▸ **WRITTEN INSTRUCTION**
Pull each line containing "Dispatch" out of the data and copy it.
* START SOURCE MATERIAL *
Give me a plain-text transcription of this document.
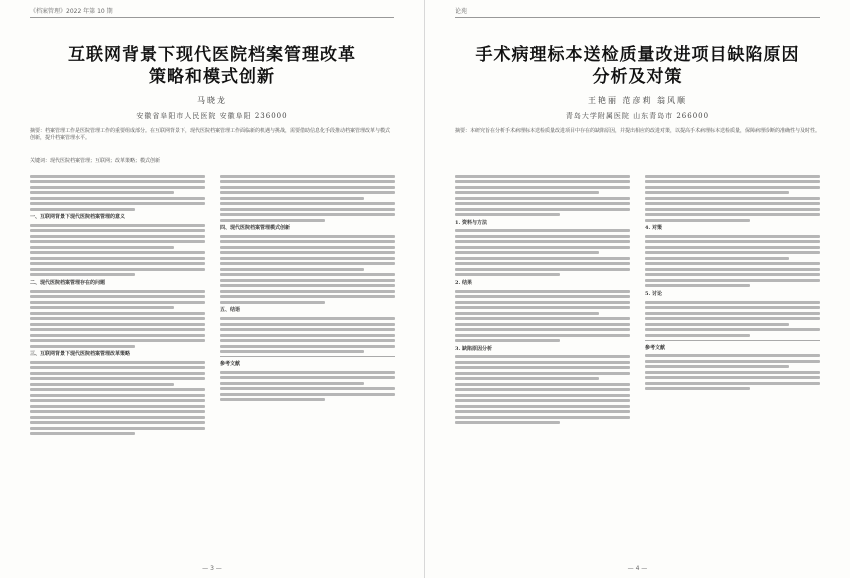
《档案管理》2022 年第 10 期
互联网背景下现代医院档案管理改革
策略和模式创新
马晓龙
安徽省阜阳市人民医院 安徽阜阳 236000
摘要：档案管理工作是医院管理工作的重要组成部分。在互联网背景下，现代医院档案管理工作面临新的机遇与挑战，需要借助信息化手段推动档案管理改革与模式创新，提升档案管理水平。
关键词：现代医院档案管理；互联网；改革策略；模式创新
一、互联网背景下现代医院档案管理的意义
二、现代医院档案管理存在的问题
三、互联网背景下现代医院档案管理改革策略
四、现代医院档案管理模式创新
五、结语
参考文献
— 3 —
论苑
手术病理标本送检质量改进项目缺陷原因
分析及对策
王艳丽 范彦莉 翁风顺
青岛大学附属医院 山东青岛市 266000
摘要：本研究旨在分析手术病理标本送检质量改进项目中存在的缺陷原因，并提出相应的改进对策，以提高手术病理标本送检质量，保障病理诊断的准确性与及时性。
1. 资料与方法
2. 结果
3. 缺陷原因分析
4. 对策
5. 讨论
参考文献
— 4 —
* END SOURCE MATERIAL *
* START SOURCE MATERIAL *
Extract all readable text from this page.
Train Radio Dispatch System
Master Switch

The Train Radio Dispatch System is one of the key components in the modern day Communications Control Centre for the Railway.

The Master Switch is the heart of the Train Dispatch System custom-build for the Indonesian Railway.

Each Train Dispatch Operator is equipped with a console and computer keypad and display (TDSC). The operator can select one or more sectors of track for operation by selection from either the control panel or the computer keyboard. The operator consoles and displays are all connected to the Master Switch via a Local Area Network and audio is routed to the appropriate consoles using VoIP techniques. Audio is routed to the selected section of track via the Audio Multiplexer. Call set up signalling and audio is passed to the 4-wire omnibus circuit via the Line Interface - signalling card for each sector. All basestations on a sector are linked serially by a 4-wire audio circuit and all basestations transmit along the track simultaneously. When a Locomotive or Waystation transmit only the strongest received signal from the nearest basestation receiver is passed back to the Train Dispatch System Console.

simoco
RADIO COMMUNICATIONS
* END SOURCE MATERIAL *
* START SOURCE MATERIAL *
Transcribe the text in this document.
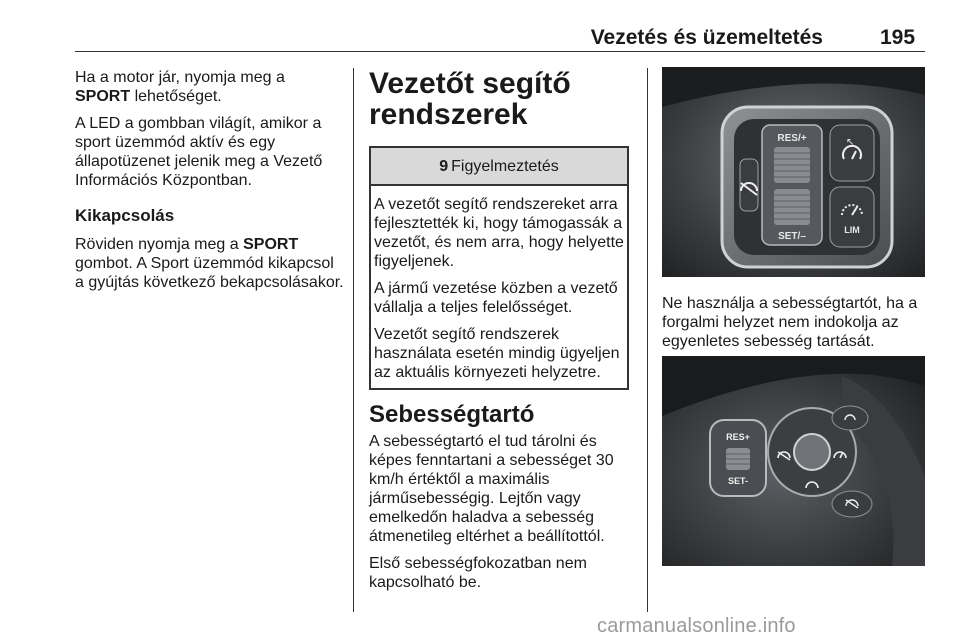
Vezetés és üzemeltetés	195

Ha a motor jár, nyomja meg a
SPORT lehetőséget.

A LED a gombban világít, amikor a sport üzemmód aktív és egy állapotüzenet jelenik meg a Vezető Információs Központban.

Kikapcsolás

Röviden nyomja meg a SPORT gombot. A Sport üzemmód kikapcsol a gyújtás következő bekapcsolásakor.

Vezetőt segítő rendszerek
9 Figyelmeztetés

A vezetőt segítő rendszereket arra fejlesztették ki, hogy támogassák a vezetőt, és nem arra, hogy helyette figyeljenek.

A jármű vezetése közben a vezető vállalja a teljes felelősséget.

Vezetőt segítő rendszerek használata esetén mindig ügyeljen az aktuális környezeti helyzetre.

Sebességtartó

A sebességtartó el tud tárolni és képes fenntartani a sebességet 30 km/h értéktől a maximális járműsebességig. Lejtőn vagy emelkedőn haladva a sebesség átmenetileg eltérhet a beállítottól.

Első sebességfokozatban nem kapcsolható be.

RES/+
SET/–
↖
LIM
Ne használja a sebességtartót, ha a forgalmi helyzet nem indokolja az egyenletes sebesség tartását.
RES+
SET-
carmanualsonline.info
* END SOURCE MATERIAL *
▸ **RESULT OF THIS TASK**
Train Radio Dispatch System
The Train Radio Dispatch System is one of the key components in the modern day Communications Control Centre for the Railway.
The Master Switch is the heart of the Train Dispatch System custom-build for the Indonesian Railway.
Each Train Dispatch Operator is equipped with a console and computer keypad and display (TDSC). The operator can select one or more sectors of track for operation by selection from either the control panel or the computer keyboard. The operator consoles and displays are all connected to the Master Switch via a Local Area Network and audio is routed to the appropriate consoles using VoIP techniques. Audio is routed to the selected section of track via the Audio Multiplexer. Call set up signalling and audio is passed to the 4-wire omnibus circuit via the Line Interface - signalling card for each sector. All basestations on a sector are linked serially by a 4-wire audio circuit and all basestations transmit along the track simultaneously. When a Locomotive or Waystation transmit only the strongest received signal from the nearest basestation receiver is passed back to the Train Dispatch System Console.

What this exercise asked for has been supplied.